▸ TASK BRIEF:
Pull every line containing "JSON" from the entries.

▸ RECORDS PROVIDED:

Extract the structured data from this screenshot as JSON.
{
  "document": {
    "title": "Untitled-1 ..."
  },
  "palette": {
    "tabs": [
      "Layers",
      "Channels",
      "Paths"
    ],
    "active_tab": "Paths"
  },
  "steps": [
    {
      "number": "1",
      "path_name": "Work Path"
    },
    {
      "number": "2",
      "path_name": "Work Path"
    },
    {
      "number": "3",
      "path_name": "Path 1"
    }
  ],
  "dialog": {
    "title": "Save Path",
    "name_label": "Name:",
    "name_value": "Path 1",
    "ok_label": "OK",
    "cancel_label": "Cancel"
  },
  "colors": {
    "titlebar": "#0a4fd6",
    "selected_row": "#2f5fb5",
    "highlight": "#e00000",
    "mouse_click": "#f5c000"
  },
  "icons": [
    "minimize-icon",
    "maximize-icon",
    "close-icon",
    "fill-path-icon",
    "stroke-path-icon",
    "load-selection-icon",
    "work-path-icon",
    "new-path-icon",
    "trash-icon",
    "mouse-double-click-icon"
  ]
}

--

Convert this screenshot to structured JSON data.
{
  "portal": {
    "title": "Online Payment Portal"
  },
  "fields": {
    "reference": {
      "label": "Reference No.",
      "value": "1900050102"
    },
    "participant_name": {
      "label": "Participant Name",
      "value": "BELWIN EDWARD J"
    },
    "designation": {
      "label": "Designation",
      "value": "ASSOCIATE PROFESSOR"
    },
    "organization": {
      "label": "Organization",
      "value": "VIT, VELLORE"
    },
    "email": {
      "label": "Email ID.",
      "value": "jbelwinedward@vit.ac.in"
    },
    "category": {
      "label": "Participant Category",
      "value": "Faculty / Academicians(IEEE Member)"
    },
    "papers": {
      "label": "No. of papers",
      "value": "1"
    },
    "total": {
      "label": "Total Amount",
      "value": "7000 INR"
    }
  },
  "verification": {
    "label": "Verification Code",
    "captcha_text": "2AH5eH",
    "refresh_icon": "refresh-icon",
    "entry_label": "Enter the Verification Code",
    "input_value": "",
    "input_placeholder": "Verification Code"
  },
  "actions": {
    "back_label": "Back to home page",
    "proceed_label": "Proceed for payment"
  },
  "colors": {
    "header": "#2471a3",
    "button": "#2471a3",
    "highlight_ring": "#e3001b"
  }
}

==

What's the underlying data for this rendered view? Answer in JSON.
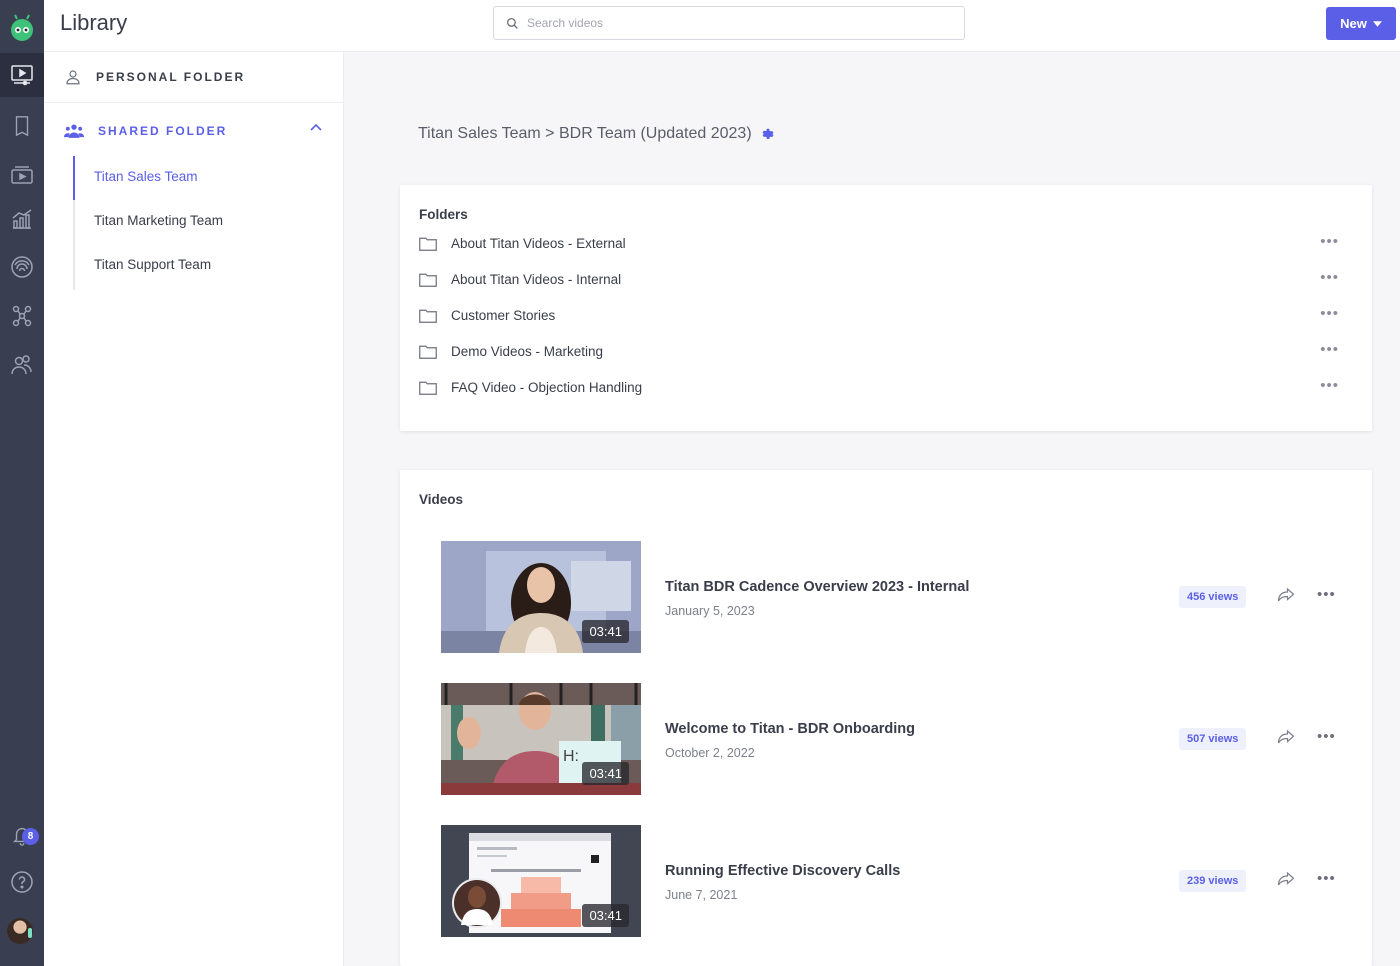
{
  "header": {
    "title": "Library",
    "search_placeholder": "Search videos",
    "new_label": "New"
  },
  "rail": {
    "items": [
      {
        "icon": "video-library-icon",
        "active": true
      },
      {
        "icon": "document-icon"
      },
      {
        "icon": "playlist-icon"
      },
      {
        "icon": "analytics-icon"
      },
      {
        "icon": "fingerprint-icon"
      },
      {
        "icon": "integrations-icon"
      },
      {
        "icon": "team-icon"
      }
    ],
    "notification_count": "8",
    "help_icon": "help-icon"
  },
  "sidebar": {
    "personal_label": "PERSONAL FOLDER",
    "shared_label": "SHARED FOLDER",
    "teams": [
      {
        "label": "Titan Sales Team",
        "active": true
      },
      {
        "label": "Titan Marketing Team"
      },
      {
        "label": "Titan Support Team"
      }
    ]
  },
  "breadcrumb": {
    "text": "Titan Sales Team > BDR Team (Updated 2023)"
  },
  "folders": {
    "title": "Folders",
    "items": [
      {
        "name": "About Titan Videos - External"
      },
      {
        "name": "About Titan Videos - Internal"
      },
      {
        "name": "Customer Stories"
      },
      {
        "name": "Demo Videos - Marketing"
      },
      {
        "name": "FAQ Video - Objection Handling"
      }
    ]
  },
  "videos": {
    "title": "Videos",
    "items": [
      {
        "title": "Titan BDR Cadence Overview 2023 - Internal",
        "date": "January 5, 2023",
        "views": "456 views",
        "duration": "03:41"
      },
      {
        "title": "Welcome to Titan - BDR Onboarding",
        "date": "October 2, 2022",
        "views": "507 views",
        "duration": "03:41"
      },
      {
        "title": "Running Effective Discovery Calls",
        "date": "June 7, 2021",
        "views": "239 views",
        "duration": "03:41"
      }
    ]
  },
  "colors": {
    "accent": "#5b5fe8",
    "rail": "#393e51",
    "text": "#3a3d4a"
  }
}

▸ COMPLETED EXERCISE:
Extract the structured data from this screenshot as JSON.
Convert this screenshot to structured JSON data.
What's the underlying data for this rendered view? Answer in JSON.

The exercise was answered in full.